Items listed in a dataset
------------------------------------------------------------------------
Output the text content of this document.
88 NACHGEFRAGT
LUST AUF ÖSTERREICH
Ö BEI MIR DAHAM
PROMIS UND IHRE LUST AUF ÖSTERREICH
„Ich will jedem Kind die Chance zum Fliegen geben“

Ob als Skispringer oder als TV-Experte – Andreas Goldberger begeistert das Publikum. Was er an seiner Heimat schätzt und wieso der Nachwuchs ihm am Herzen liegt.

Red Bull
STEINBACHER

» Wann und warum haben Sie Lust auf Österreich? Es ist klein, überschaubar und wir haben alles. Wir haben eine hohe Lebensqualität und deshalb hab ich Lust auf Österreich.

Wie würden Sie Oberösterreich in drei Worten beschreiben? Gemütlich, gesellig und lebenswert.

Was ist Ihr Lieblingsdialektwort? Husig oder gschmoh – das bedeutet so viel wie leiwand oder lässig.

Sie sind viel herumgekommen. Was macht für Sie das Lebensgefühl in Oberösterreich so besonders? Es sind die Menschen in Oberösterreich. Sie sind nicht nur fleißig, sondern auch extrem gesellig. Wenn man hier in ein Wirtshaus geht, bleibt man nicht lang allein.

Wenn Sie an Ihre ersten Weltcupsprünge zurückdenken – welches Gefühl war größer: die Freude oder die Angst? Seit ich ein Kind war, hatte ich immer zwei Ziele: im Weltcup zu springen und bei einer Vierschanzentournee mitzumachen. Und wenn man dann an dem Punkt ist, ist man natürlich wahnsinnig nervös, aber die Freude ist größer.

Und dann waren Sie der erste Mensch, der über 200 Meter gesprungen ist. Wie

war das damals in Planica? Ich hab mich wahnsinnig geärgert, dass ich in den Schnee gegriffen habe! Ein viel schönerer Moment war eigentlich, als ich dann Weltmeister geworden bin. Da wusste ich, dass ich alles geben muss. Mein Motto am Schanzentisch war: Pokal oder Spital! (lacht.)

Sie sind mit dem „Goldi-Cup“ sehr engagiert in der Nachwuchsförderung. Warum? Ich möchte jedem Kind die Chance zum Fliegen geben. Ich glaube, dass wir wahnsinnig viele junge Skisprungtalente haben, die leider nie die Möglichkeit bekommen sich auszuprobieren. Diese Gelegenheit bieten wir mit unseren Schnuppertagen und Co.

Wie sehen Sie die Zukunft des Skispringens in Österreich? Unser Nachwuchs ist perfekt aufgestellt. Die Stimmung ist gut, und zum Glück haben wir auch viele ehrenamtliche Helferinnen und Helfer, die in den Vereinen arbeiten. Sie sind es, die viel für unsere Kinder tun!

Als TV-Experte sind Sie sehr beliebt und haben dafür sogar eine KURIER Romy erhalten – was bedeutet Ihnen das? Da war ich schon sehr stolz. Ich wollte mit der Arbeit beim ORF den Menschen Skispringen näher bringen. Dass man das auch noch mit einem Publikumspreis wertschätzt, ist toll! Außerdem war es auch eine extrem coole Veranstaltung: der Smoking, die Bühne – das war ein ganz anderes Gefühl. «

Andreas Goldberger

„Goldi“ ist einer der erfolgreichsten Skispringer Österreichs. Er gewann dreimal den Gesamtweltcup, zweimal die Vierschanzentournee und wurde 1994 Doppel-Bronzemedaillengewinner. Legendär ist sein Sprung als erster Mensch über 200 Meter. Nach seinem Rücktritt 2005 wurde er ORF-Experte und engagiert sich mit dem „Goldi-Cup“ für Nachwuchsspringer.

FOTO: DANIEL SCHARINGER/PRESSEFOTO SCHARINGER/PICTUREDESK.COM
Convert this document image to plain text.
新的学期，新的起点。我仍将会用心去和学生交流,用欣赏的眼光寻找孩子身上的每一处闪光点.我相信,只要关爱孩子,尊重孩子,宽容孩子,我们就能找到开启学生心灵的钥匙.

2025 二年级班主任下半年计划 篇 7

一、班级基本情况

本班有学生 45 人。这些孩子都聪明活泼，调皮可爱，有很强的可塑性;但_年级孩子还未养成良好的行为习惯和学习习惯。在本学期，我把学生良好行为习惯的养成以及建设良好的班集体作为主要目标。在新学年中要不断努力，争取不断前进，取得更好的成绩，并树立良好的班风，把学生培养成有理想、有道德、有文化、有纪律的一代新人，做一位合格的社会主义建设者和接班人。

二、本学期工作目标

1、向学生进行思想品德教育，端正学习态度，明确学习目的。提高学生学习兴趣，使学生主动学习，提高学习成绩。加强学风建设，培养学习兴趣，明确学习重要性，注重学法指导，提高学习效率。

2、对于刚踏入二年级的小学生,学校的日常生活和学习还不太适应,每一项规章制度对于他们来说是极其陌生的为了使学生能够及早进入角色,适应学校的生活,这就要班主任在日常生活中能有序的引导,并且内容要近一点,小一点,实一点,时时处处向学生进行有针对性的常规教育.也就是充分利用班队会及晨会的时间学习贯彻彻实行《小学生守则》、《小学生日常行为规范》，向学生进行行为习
------------------------------------------------------------------------
• [STATED GOAL]:
Return the entries above exactly as they appear.

• [CORRECT ANSWER]:
Output the text content of this document.
88 NACHGEFRAGT
LUST AUF ÖSTERREICH
Ö BEI MIR DAHAM
PROMIS UND IHRE LUST AUF ÖSTERREICH
„Ich will jedem Kind die Chance zum Fliegen geben“

Ob als Skispringer oder als TV-Experte – Andreas Goldberger begeistert das Publikum. Was er an seiner Heimat schätzt und wieso der Nachwuchs ihm am Herzen liegt.

Red Bull
STEINBACHER

» Wann und warum haben Sie Lust auf Österreich? Es ist klein, überschaubar und wir haben alles. Wir haben eine hohe Lebensqualität und deshalb hab ich Lust auf Österreich.

Wie würden Sie Oberösterreich in drei Worten beschreiben? Gemütlich, gesellig und lebenswert.

Was ist Ihr Lieblingsdialektwort? Husig oder gschmoh – das bedeutet so viel wie leiwand oder lässig.

Sie sind viel herumgekommen. Was macht für Sie das Lebensgefühl in Oberösterreich so besonders? Es sind die Menschen in Oberösterreich. Sie sind nicht nur fleißig, sondern auch extrem gesellig. Wenn man hier in ein Wirtshaus geht, bleibt man nicht lang allein.

Wenn Sie an Ihre ersten Weltcupsprünge zurückdenken – welches Gefühl war größer: die Freude oder die Angst? Seit ich ein Kind war, hatte ich immer zwei Ziele: im Weltcup zu springen und bei einer Vierschanzentournee mitzumachen. Und wenn man dann an dem Punkt ist, ist man natürlich wahnsinnig nervös, aber die Freude ist größer.

Und dann waren Sie der erste Mensch, der über 200 Meter gesprungen ist. Wie

war das damals in Planica? Ich hab mich wahnsinnig geärgert, dass ich in den Schnee gegriffen habe! Ein viel schönerer Moment war eigentlich, als ich dann Weltmeister geworden bin. Da wusste ich, dass ich alles geben muss. Mein Motto am Schanzentisch war: Pokal oder Spital! (lacht.)

Sie sind mit dem „Goldi-Cup“ sehr engagiert in der Nachwuchsförderung. Warum? Ich möchte jedem Kind die Chance zum Fliegen geben. Ich glaube, dass wir wahnsinnig viele junge Skisprungtalente haben, die leider nie die Möglichkeit bekommen sich auszuprobieren. Diese Gelegenheit bieten wir mit unseren Schnuppertagen und Co.

Wie sehen Sie die Zukunft des Skispringens in Österreich? Unser Nachwuchs ist perfekt aufgestellt. Die Stimmung ist gut, und zum Glück haben wir auch viele ehrenamtliche Helferinnen und Helfer, die in den Vereinen arbeiten. Sie sind es, die viel für unsere Kinder tun!

Als TV-Experte sind Sie sehr beliebt und haben dafür sogar eine KURIER Romy erhalten – was bedeutet Ihnen das? Da war ich schon sehr stolz. Ich wollte mit der Arbeit beim ORF den Menschen Skispringen näher bringen. Dass man das auch noch mit einem Publikumspreis wertschätzt, ist toll! Außerdem war es auch eine extrem coole Veranstaltung: der Smoking, die Bühne – das war ein ganz anderes Gefühl. «

Andreas Goldberger

„Goldi“ ist einer der erfolgreichsten Skispringer Österreichs. Er gewann dreimal den Gesamtweltcup, zweimal die Vierschanzentournee und wurde 1994 Doppel-Bronzemedaillengewinner. Legendär ist sein Sprung als erster Mensch über 200 Meter. Nach seinem Rücktritt 2005 wurde er ORF-Experte und engagiert sich mit dem „Goldi-Cup“ für Nachwuchsspringer.

FOTO: DANIEL SCHARINGER/PRESSEFOTO SCHARINGER/PICTUREDESK.COM
Convert this document image to plain text.
新的学期，新的起点。我仍将会用心去和学生交流,用欣赏的眼光寻找孩子身上的每一处闪光点.我相信,只要关爱孩子,尊重孩子,宽容孩子,我们就能找到开启学生心灵的钥匙.

2025 二年级班主任下半年计划 篇 7

一、班级基本情况

本班有学生 45 人。这些孩子都聪明活泼，调皮可爱，有很强的可塑性;但_年级孩子还未养成良好的行为习惯和学习习惯。在本学期，我把学生良好行为习惯的养成以及建设良好的班集体作为主要目标。在新学年中要不断努力，争取不断前进，取得更好的成绩，并树立良好的班风，把学生培养成有理想、有道德、有文化、有纪律的一代新人，做一位合格的社会主义建设者和接班人。

二、本学期工作目标

1、向学生进行思想品德教育，端正学习态度，明确学习目的。提高学生学习兴趣，使学生主动学习，提高学习成绩。加强学风建设，培养学习兴趣，明确学习重要性，注重学法指导，提高学习效率。

2、对于刚踏入二年级的小学生,学校的日常生活和学习还不太适应,每一项规章制度对于他们来说是极其陌生的为了使学生能够及早进入角色,适应学校的生活,这就要班主任在日常生活中能有序的引导,并且内容要近一点,小一点,实一点,时时处处向学生进行有针对性的常规教育.也就是充分利用班队会及晨会的时间学习贯彻彻实行《小学生守则》、《小学生日常行为规范》，向学生进行行为习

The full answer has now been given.